[Dataset entries on figures]
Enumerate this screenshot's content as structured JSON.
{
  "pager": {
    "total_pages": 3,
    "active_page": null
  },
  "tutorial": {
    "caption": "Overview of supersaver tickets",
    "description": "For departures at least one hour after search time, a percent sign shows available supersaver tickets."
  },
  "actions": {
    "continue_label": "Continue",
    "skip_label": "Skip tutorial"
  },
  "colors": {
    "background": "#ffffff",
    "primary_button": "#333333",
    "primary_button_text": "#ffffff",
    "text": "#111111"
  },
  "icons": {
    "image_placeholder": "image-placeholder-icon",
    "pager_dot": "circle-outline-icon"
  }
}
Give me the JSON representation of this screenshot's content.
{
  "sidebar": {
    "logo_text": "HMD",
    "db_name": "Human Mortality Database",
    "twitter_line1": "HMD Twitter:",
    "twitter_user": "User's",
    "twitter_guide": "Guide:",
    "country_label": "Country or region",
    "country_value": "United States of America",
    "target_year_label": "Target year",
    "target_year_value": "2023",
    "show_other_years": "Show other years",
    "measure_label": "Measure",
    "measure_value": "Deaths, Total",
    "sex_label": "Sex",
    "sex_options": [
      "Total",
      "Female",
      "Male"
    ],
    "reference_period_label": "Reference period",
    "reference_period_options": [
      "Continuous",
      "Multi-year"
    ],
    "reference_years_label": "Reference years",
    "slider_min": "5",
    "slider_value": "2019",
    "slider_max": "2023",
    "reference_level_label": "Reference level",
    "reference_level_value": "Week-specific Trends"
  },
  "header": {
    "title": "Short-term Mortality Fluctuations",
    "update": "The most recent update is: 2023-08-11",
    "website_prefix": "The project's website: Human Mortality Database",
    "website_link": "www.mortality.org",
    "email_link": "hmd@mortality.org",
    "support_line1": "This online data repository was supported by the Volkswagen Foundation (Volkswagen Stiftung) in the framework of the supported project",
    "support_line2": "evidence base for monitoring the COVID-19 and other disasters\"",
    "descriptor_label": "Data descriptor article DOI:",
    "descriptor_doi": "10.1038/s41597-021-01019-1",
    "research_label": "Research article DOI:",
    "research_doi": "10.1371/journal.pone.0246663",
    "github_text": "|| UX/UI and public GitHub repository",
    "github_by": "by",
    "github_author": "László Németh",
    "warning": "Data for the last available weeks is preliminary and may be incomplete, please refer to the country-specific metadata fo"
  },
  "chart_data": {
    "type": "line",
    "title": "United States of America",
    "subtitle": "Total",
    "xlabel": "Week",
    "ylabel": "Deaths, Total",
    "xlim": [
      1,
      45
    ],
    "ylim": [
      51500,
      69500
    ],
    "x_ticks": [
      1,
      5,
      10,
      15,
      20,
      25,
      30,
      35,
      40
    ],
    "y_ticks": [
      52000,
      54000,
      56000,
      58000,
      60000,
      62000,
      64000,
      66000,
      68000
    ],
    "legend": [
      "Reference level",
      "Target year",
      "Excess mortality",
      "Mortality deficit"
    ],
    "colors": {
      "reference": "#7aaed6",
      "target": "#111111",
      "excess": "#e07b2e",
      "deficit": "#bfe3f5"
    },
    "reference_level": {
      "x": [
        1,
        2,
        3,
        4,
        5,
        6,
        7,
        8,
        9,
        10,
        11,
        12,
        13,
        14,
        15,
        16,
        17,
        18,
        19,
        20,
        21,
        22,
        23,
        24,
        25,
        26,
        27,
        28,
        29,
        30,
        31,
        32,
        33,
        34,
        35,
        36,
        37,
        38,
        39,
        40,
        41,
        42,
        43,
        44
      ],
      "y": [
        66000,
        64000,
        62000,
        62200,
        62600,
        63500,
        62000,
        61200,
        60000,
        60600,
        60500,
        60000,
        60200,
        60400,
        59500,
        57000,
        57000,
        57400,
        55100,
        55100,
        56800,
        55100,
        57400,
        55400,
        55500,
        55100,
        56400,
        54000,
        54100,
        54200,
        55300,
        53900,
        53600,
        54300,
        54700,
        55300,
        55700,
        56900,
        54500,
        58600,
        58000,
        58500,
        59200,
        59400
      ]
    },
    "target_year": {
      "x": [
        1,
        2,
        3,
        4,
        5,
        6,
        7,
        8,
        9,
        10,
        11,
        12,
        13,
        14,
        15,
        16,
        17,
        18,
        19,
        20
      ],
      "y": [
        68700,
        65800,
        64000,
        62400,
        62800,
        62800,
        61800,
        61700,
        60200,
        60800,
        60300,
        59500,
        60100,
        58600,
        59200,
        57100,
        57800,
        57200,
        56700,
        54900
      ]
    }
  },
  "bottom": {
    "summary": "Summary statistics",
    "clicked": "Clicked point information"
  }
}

*SET TASK*:
What is the number of lines in the records above that include the word "other"? Reply with that number and nothing more.

*FULL ANSWER*:
2